[Recorded data]
# # # #

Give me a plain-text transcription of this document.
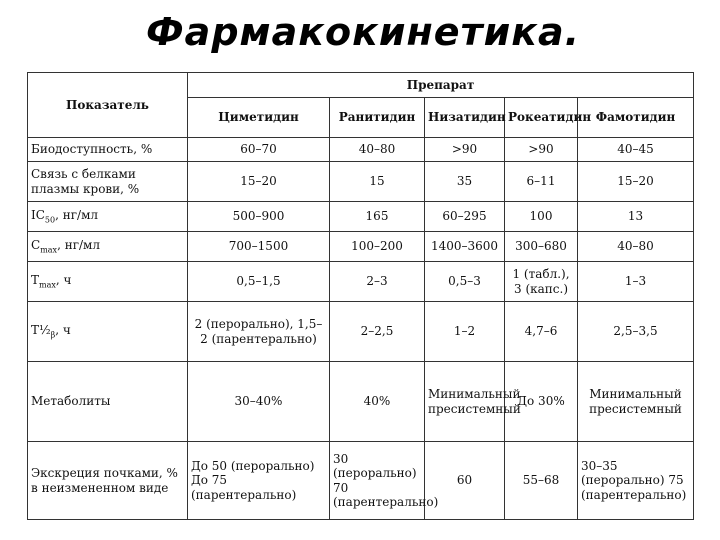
Фармакокинетика.
Показатель	Препарат				
	Циметидин	Ранитидин	Низатидин	Рокеатидин	Фамотидин
Биодоступность, %	60–70	40–80	>90	>90	40–45
Связь с белками плазмы крови, %	15–20	15	35	6–11	15–20
$IC_{50}$, нг/мл	500–900	165	60–295	100	13
$C_{max}$, нг/мл	700–1500	100–200	1400–3600	300–680	40–80
$T_{max}$, ч	0,5–1,5	2–3	0,5–3	1 (табл.), 3 (капс.)	1–3
$T\frac{1}{2}_\beta$, ч	2 (перорально), 1,5–2 (парентерально)	2–2,5	1–2	4,7–6	2,5–3,5
Метаболиты	30–40%	40%	Минимальный пресистемный	До 30%	Минимальный пресистемный
Экскреция почками, % в неизмененном виде	До 50 (перорально) До 75 (парентерально)	30 (перорально) 70 (парентерально)	60	55–68	30–35 (перорально) 75 (парентерально)
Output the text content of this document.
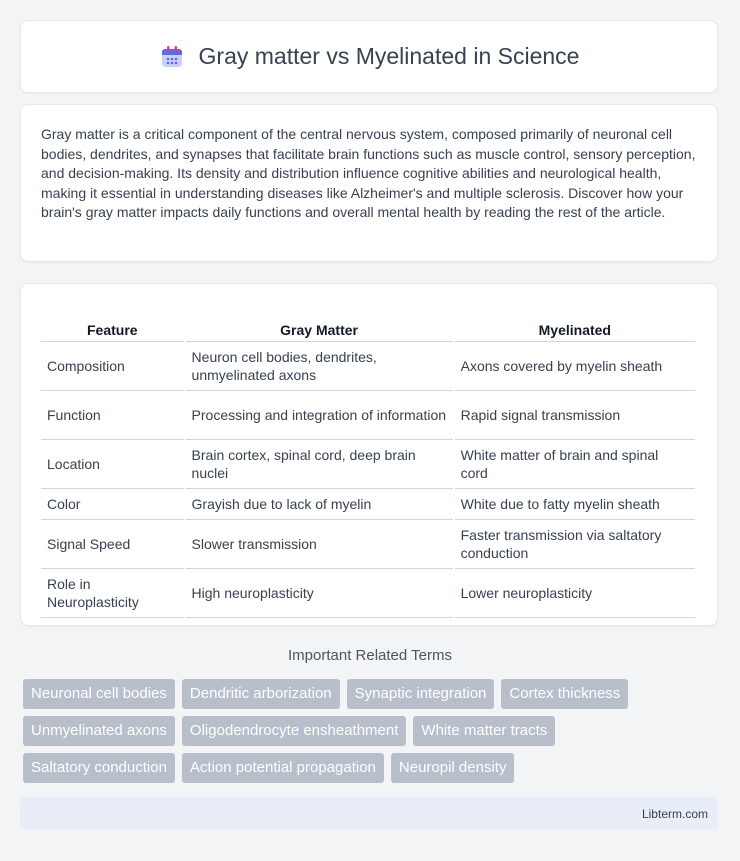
Gray matter vs Myelinated in Science

Gray matter is a critical component of the central nervous system, composed primarily of neuronal cell bodies, dendrites, and synapses that facilitate brain functions such as muscle control, sensory perception, and decision-making. Its density and distribution influence cognitive abilities and neurological health, making it essential in understanding diseases like Alzheimer's and multiple sclerosis. Discover how your brain's gray matter impacts daily functions and overall mental health by reading the rest of the article.

Feature	Gray Matter	Myelinated
Composition	Neuron cell bodies, dendrites, unmyelinated axons	Axons covered by myelin sheath
Function	Processing and integration of information	Rapid signal transmission
Location	Brain cortex, spinal cord, deep brain nuclei	White matter of brain and spinal cord
Color	Grayish due to lack of myelin	White due to fatty myelin sheath
Signal Speed	Slower transmission	Faster transmission via saltatory conduction
Role in Neuroplasticity	High neuroplasticity	Lower neuroplasticity
Important Related Terms
Neuronal cell bodies	Dendritic arborization	Synaptic integration	Cortex thickness
Unmyelinated axons	Oligodendrocyte ensheathment	White matter tracts
Saltatory conduction	Action potential propagation	Neuropil density
Libterm.com
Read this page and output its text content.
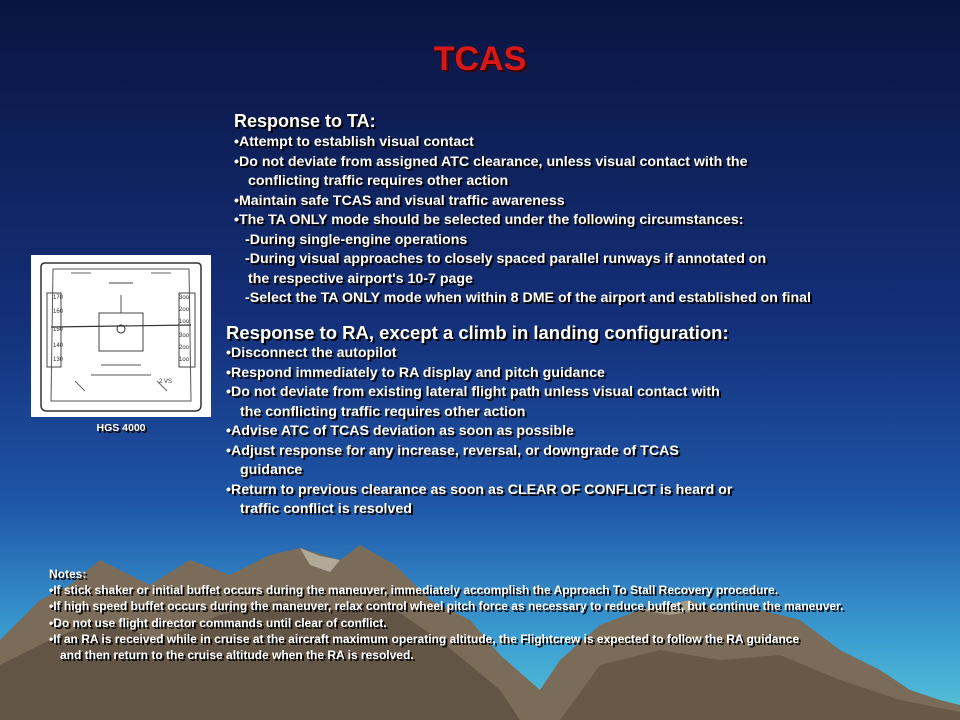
TCAS
Response to TA:
•Attempt to establish visual contact
•Do not deviate from assigned ATC clearance, unless visual contact with the
conflicting traffic requires other action
•Maintain safe TCAS and visual traffic awareness
•The TA ONLY mode should be selected under the following circumstances:
-During single-engine operations
-During visual approaches to closely spaced parallel runways if annotated on
the respective airport's 10-7 page
-Select the TA ONLY mode when within 8 DME of the airport and established on final
170
160
150
140
130
3oo
2oo
1oo
3oo
2oo
1oo
2 VS
HGS 4000
Response to RA, except a climb in landing configuration:
•Disconnect the autopilot
•Respond immediately to RA display and pitch guidance
•Do not deviate from existing lateral flight path unless visual contact with
the conflicting traffic requires other action
•Advise ATC of TCAS deviation as soon as possible
•Adjust response for any increase, reversal, or downgrade of TCAS
guidance
•Return to previous clearance as soon as CLEAR OF CONFLICT is heard or
traffic conflict is resolved
Notes:
•If stick shaker or initial buffet occurs during the maneuver, immediately accomplish the Approach To Stall Recovery procedure.
•If high speed buffet occurs during the maneuver, relax control wheel pitch force as necessary to reduce buffet, but continue the maneuver.
•Do not use flight director commands until clear of conflict.
•If an RA is received while in cruise at the aircraft maximum operating altitude, the Flightcrew is expected to follow the RA guidance
and then return to the cruise altitude when the RA is resolved.
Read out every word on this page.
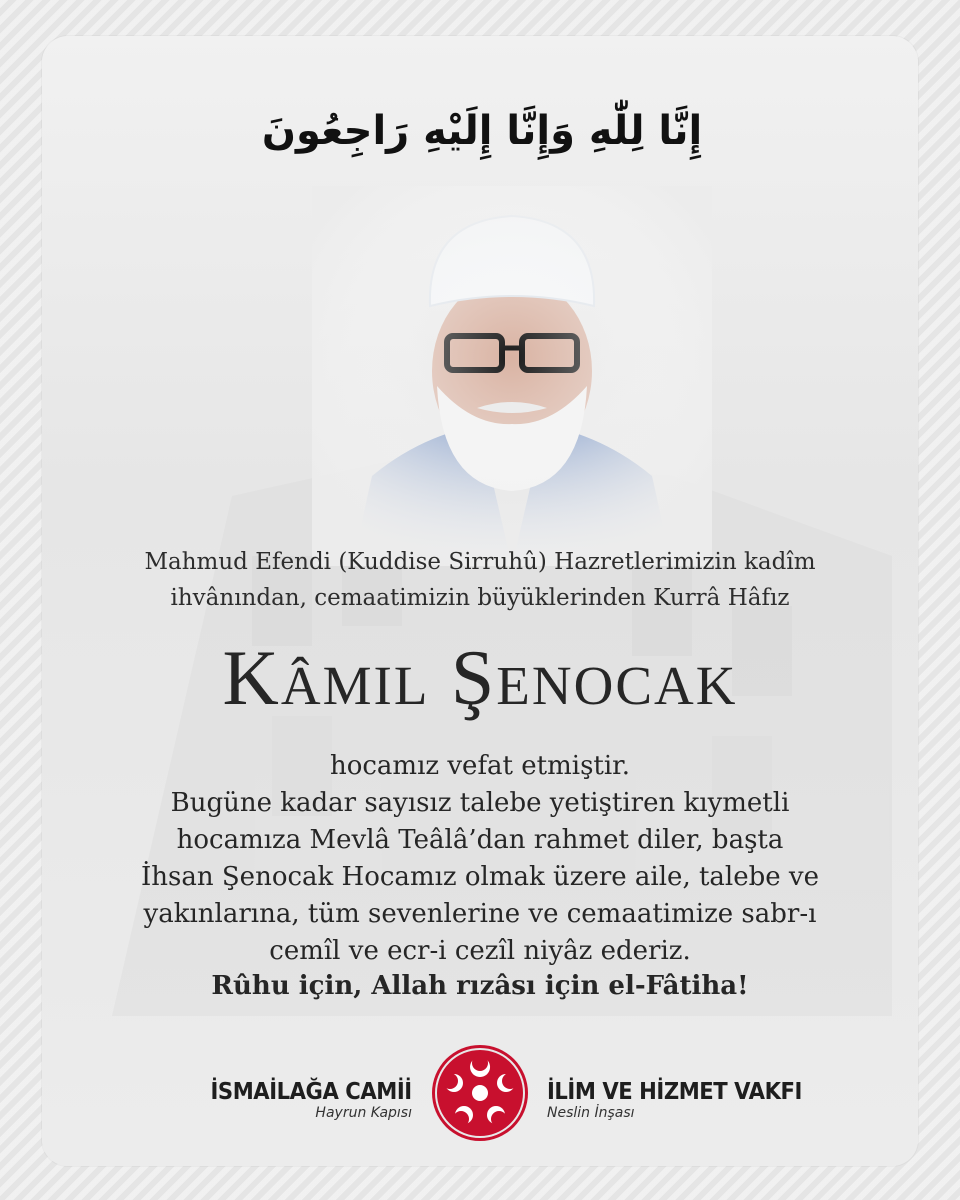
إِنَّا لِلّٰهِ وَإِنَّا إِلَيْهِ رَاجِعُونَ
Mahmud Efendi (Kuddise Sirruhû) Hazretlerimizin kadîm
ihvânından, cemaatimizin büyüklerinden Kurrâ Hâfız
Kâmil Şenocak
hocamız vefat etmiştir.
Bugüne kadar sayısız talebe yetiştiren kıymetli
hocamıza Mevlâ Teâlâ’dan rahmet diler, başta
İhsan Şenocak Hocamız olmak üzere aile, talebe ve
yakınlarına, tüm sevenlerine ve cemaatimize sabr-ı
cemîl ve ecr-i cezîl niyâz ederiz.
Rûhu için, Allah rızâsı için el-Fâtiha!
İSMAİLAĞA CAMİİ
Hayrun Kapısı
İLİM VE HİZMET VAKFI
Neslin İnşası
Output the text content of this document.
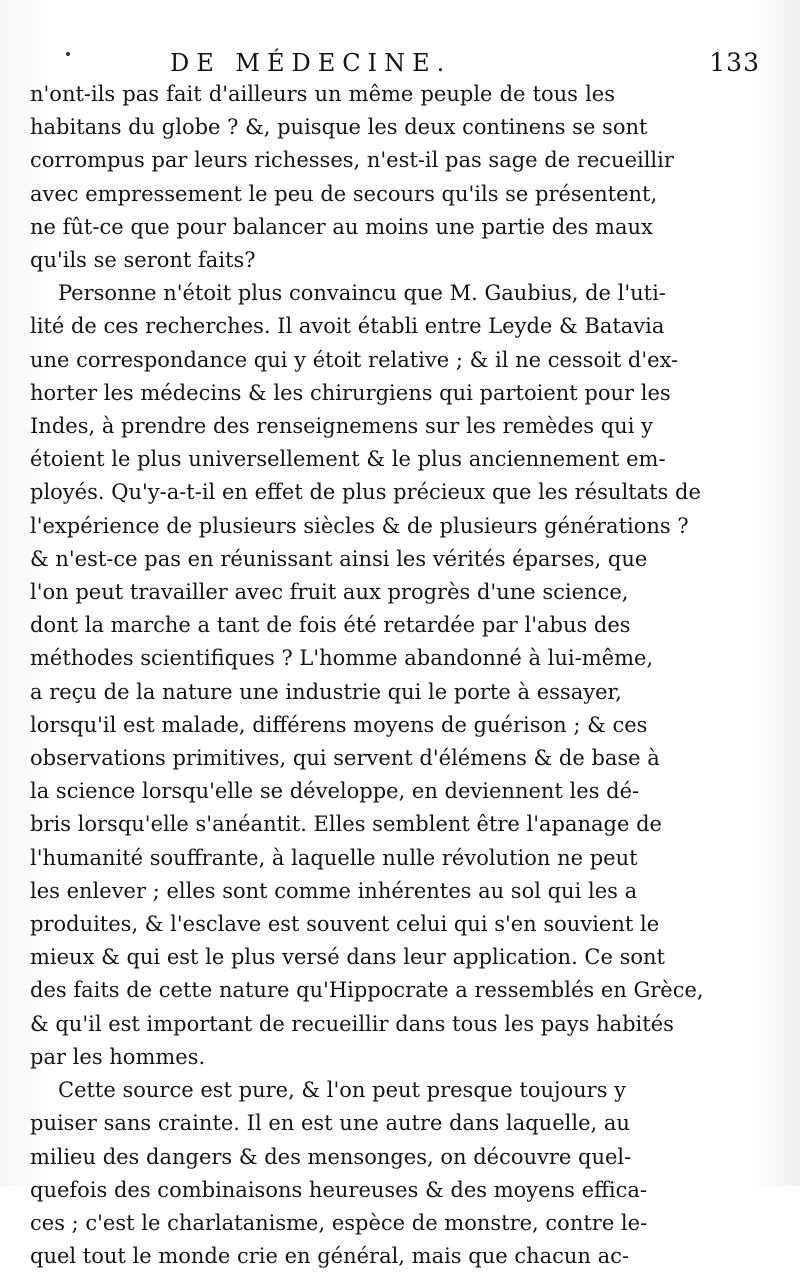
DE MÉDECINE.	133
n'ont-ils pas fait d'ailleurs un même peuple de tous les
habitans du globe ? &, puisque les deux continens se sont
corrompus par leurs richesses, n'est-il pas sage de recueillir
avec empressement le peu de secours qu'ils se présentent,
ne fût-ce que pour balancer au moins une partie des maux
qu'ils se seront faits?
Personne n'étoit plus convaincu que M. Gaubius, de l'uti-
lité de ces recherches. Il avoit établi entre Leyde & Batavia
une correspondance qui y étoit relative ; & il ne cessoit d'ex-
horter les médecins & les chirurgiens qui partoient pour les
Indes, à prendre des renseignemens sur les remèdes qui y
étoient le plus universellement & le plus anciennement em-
ployés. Qu'y-a-t-il en effet de plus précieux que les résultats de
l'expérience de plusieurs siècles & de plusieurs générations ?
& n'est-ce pas en réunissant ainsi les vérités éparses, que
l'on peut travailler avec fruit aux progrès d'une science,
dont la marche a tant de fois été retardée par l'abus des
méthodes scientifiques ? L'homme abandonné à lui-même,
a reçu de la nature une industrie qui le porte à essayer,
lorsqu'il est malade, différens moyens de guérison ; & ces
observations primitives, qui servent d'élémens & de base à
la science lorsqu'elle se développe, en deviennent les dé-
bris lorsqu'elle s'anéantit. Elles semblent être l'apanage de
l'humanité souffrante, à laquelle nulle révolution ne peut
les enlever ; elles sont comme inhérentes au sol qui les a
produites, & l'esclave est souvent celui qui s'en souvient le
mieux & qui est le plus versé dans leur application. Ce sont
des faits de cette nature qu'Hippocrate a ressemblés en Grèce,
& qu'il est important de recueillir dans tous les pays habités
par les hommes.
Cette source est pure, & l'on peut presque toujours y
puiser sans crainte. Il en est une autre dans laquelle, au
milieu des dangers & des mensonges, on découvre quel-
quefois des combinaisons heureuses & des moyens effica-
ces ; c'est le charlatanisme, espèce de monstre, contre le-
quel tout le monde crie en général, mais que chacun ac-
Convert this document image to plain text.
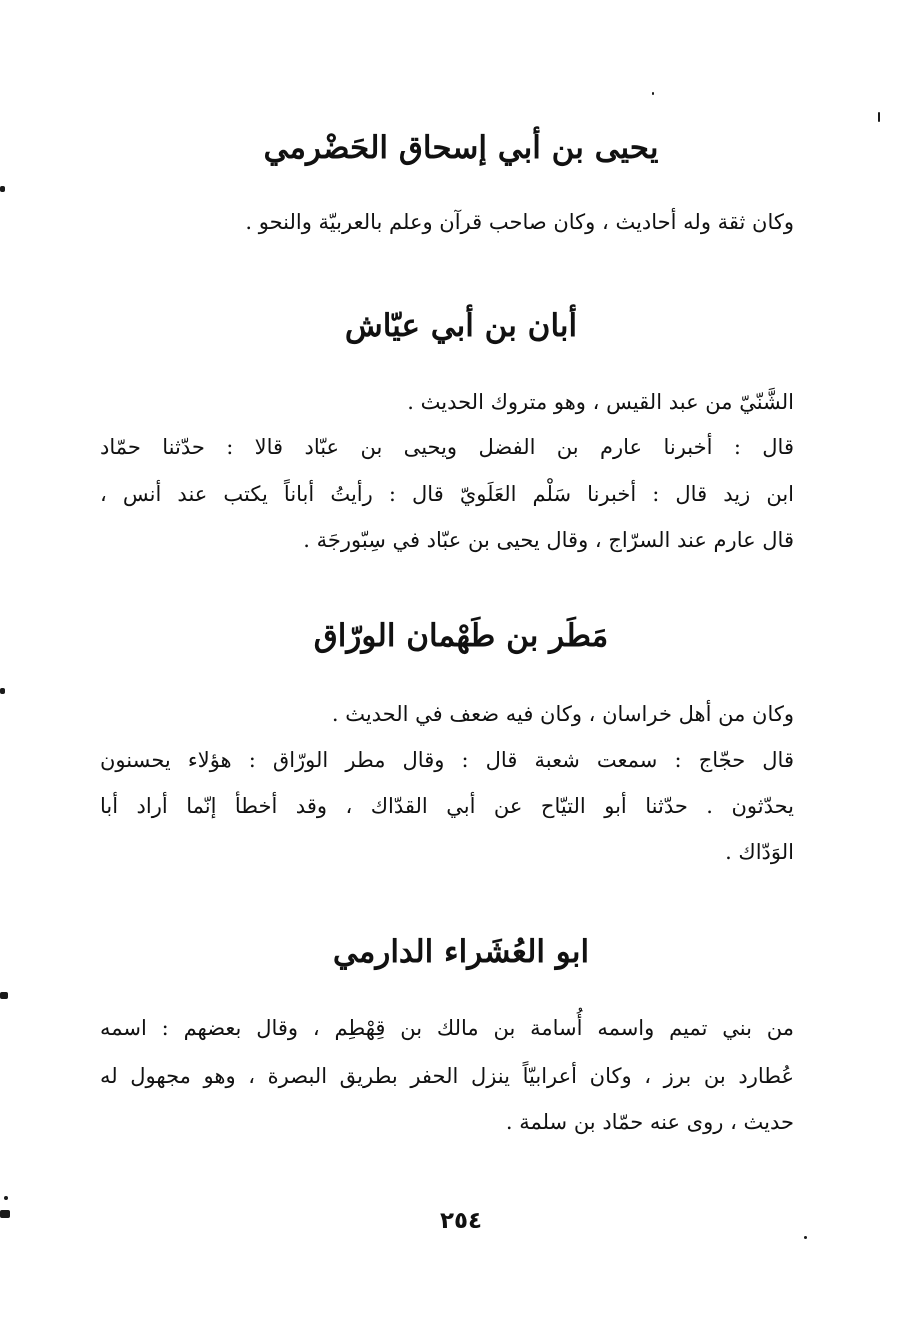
يحيى بن أبي إسحاق الحَضْرمي

وكان ثقة وله أحاديث ، وكان صاحب قرآن وعلم بالعربيّة والنحو .

أبان بن أبي عيّاش

الشَّنّيّ من عبد القيس ، وهو متروك الحديث .

قال : أخبرنا عارم بن الفضل ويحيى بن عبّاد قالا : حدّثنا حمّاد

ابن زيد قال : أخبرنا سَلْم العَلَويّ قال : رأيتُ أباناً يكتب عند أنس ،

قال عارم عند السرّاج ، وقال يحيى بن عبّاد في سِبّورجَة .

مَطَر بن طَهْمان الورّاق

وكان من أهل خراسان ، وكان فيه ضعف في الحديث .

قال حجّاج : سمعت شعبة قال : وقال مطر الورّاق : هؤلاء يحسنون

يحدّثون . حدّثنا أبو التيّاح عن أبي القدّاك ، وقد أخطأ إنّما أراد أبا

الوَدّاك .

ابو العُشَراء الدارمي

من بني تميم واسمه أُسامة بن مالك بن قِهْطِم ، وقال بعضهم : اسمه

عُطارد بن برز ، وكان أعرابيّاً ينزل الحفر بطريق البصرة ، وهو مجهول له

حديث ، روى عنه حمّاد بن سلمة .

٢٥٤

# # # #

#### REQUIREMENT:
What comes back should match the records exactly, minus any pictures.

#### OUTPUT BELOW:
Give me a plain-text transcription of this document.
Фармакокинетика.
Показатель	Препарат				
	Циметидин	Ранитидин	Низатидин	Рокеатидин	Фамотидин
Биодоступность, %	60–70	40–80	>90	>90	40–45
Связь с белками плазмы крови, %	15–20	15	35	6–11	15–20
$IC_{50}$, нг/мл	500–900	165	60–295	100	13
$C_{max}$, нг/мл	700–1500	100–200	1400–3600	300–680	40–80
$T_{max}$, ч	0,5–1,5	2–3	0,5–3	1 (табл.), 3 (капс.)	1–3
$T\frac{1}{2}_\beta$, ч	2 (перорально), 1,5–2 (парентерально)	2–2,5	1–2	4,7–6	2,5–3,5
Метаболиты	30–40%	40%	Минимальный пресистемный	До 30%	Минимальный пресистемный
Экскреция почками, % в неизмененном виде	До 50 (перорально) До 75 (парентерально)	30 (перорально) 70 (парентерально)	60	55–68	30–35 (перорально) 75 (парентерально)
Output the text content of this document.
Gray matter vs Myelinated in Science

Gray matter is a critical component of the central nervous system, composed primarily of neuronal cell bodies, dendrites, and synapses that facilitate brain functions such as muscle control, sensory perception, and decision-making. Its density and distribution influence cognitive abilities and neurological health, making it essential in understanding diseases like Alzheimer's and multiple sclerosis. Discover how your brain's gray matter impacts daily functions and overall mental health by reading the rest of the article.

Feature	Gray Matter	Myelinated
Composition	Neuron cell bodies, dendrites, unmyelinated axons	Axons covered by myelin sheath
Function	Processing and integration of information	Rapid signal transmission
Location	Brain cortex, spinal cord, deep brain nuclei	White matter of brain and spinal cord
Color	Grayish due to lack of myelin	White due to fatty myelin sheath
Signal Speed	Slower transmission	Faster transmission via saltatory conduction
Role in Neuroplasticity	High neuroplasticity	Lower neuroplasticity
Important Related Terms
Neuronal cell bodies	Dendritic arborization	Synaptic integration	Cortex thickness
Unmyelinated axons	Oligodendrocyte ensheathment	White matter tracts
Saltatory conduction	Action potential propagation	Neuropil density
Libterm.com
Read this page and output its text content.
TCAS
Response to TA:
•Attempt to establish visual contact
•Do not deviate from assigned ATC clearance, unless visual contact with the
conflicting traffic requires other action
•Maintain safe TCAS and visual traffic awareness
•The TA ONLY mode should be selected under the following circumstances:
-During single-engine operations
-During visual approaches to closely spaced parallel runways if annotated on
the respective airport's 10-7 page
-Select the TA ONLY mode when within 8 DME of the airport and established on final
170
160
150
140
130
3oo
2oo
1oo
3oo
2oo
1oo
2 VS
HGS 4000
Response to RA, except a climb in landing configuration:
•Disconnect the autopilot
•Respond immediately to RA display and pitch guidance
•Do not deviate from existing lateral flight path unless visual contact with
the conflicting traffic requires other action
•Advise ATC of TCAS deviation as soon as possible
•Adjust response for any increase, reversal, or downgrade of TCAS
guidance
•Return to previous clearance as soon as CLEAR OF CONFLICT is heard or
traffic conflict is resolved
Notes:
•If stick shaker or initial buffet occurs during the maneuver, immediately accomplish the Approach To Stall Recovery procedure.
•If high speed buffet occurs during the maneuver, relax control wheel pitch force as necessary to reduce buffet, but continue the maneuver.
•Do not use flight director commands until clear of conflict.
•If an RA is received while in cruise at the aircraft maximum operating altitude, the Flightcrew is expected to follow the RA guidance
and then return to the cruise altitude when the RA is resolved.
Read out every word on this page.
إِنَّا لِلّٰهِ وَإِنَّا إِلَيْهِ رَاجِعُونَ
Mahmud Efendi (Kuddise Sirruhû) Hazretlerimizin kadîm
ihvânından, cemaatimizin büyüklerinden Kurrâ Hâfız
Kâmil Şenocak
hocamız vefat etmiştir.
Bugüne kadar sayısız talebe yetiştiren kıymetli
hocamıza Mevlâ Teâlâ’dan rahmet diler, başta
İhsan Şenocak Hocamız olmak üzere aile, talebe ve
yakınlarına, tüm sevenlerine ve cemaatimize sabr-ı
cemîl ve ecr-i cezîl niyâz ederiz.
Rûhu için, Allah rızâsı için el-Fâtiha!
İSMAİLAĞA CAMİİ
Hayrun Kapısı
İLİM VE HİZMET VAKFI
Neslin İnşası
Output the text content of this document.
DE MÉDECINE.	133
n'ont-ils pas fait d'ailleurs un même peuple de tous les
habitans du globe ? &, puisque les deux continens se sont
corrompus par leurs richesses, n'est-il pas sage de recueillir
avec empressement le peu de secours qu'ils se présentent,
ne fût-ce que pour balancer au moins une partie des maux
qu'ils se seront faits?
Personne n'étoit plus convaincu que M. Gaubius, de l'uti-
lité de ces recherches. Il avoit établi entre Leyde & Batavia
une correspondance qui y étoit relative ; & il ne cessoit d'ex-
horter les médecins & les chirurgiens qui partoient pour les
Indes, à prendre des renseignemens sur les remèdes qui y
étoient le plus universellement & le plus anciennement em-
ployés. Qu'y-a-t-il en effet de plus précieux que les résultats de
l'expérience de plusieurs siècles & de plusieurs générations ?
& n'est-ce pas en réunissant ainsi les vérités éparses, que
l'on peut travailler avec fruit aux progrès d'une science,
dont la marche a tant de fois été retardée par l'abus des
méthodes scientifiques ? L'homme abandonné à lui-même,
a reçu de la nature une industrie qui le porte à essayer,
lorsqu'il est malade, différens moyens de guérison ; & ces
observations primitives, qui servent d'élémens & de base à
la science lorsqu'elle se développe, en deviennent les dé-
bris lorsqu'elle s'anéantit. Elles semblent être l'apanage de
l'humanité souffrante, à laquelle nulle révolution ne peut
les enlever ; elles sont comme inhérentes au sol qui les a
produites, & l'esclave est souvent celui qui s'en souvient le
mieux & qui est le plus versé dans leur application. Ce sont
des faits de cette nature qu'Hippocrate a ressemblés en Grèce,
& qu'il est important de recueillir dans tous les pays habités
par les hommes.
Cette source est pure, & l'on peut presque toujours y
puiser sans crainte. Il en est une autre dans laquelle, au
milieu des dangers & des mensonges, on découvre quel-
quefois des combinaisons heureuses & des moyens effica-
ces ; c'est le charlatanisme, espèce de monstre, contre le-
quel tout le monde crie en général, mais que chacun ac-
Convert this document image to plain text.
يحيى بن أبي إسحاق الحَضْرمي

وكان ثقة وله أحاديث ، وكان صاحب قرآن وعلم بالعربيّة والنحو .

أبان بن أبي عيّاش

الشَّنّيّ من عبد القيس ، وهو متروك الحديث .

قال : أخبرنا عارم بن الفضل ويحيى بن عبّاد قالا : حدّثنا حمّاد

ابن زيد قال : أخبرنا سَلْم العَلَويّ قال : رأيتُ أباناً يكتب عند أنس ،

قال عارم عند السرّاج ، وقال يحيى بن عبّاد في سِبّورجَة .

مَطَر بن طَهْمان الورّاق

وكان من أهل خراسان ، وكان فيه ضعف في الحديث .

قال حجّاج : سمعت شعبة قال : وقال مطر الورّاق : هؤلاء يحسنون

يحدّثون . حدّثنا أبو التيّاح عن أبي القدّاك ، وقد أخطأ إنّما أراد أبا

الوَدّاك .

ابو العُشَراء الدارمي

من بني تميم واسمه أُسامة بن مالك بن قِهْطِم ، وقال بعضهم : اسمه

عُطارد بن برز ، وكان أعرابيّاً ينزل الحفر بطريق البصرة ، وهو مجهول له

حديث ، روى عنه حمّاد بن سلمة .

٢٥٤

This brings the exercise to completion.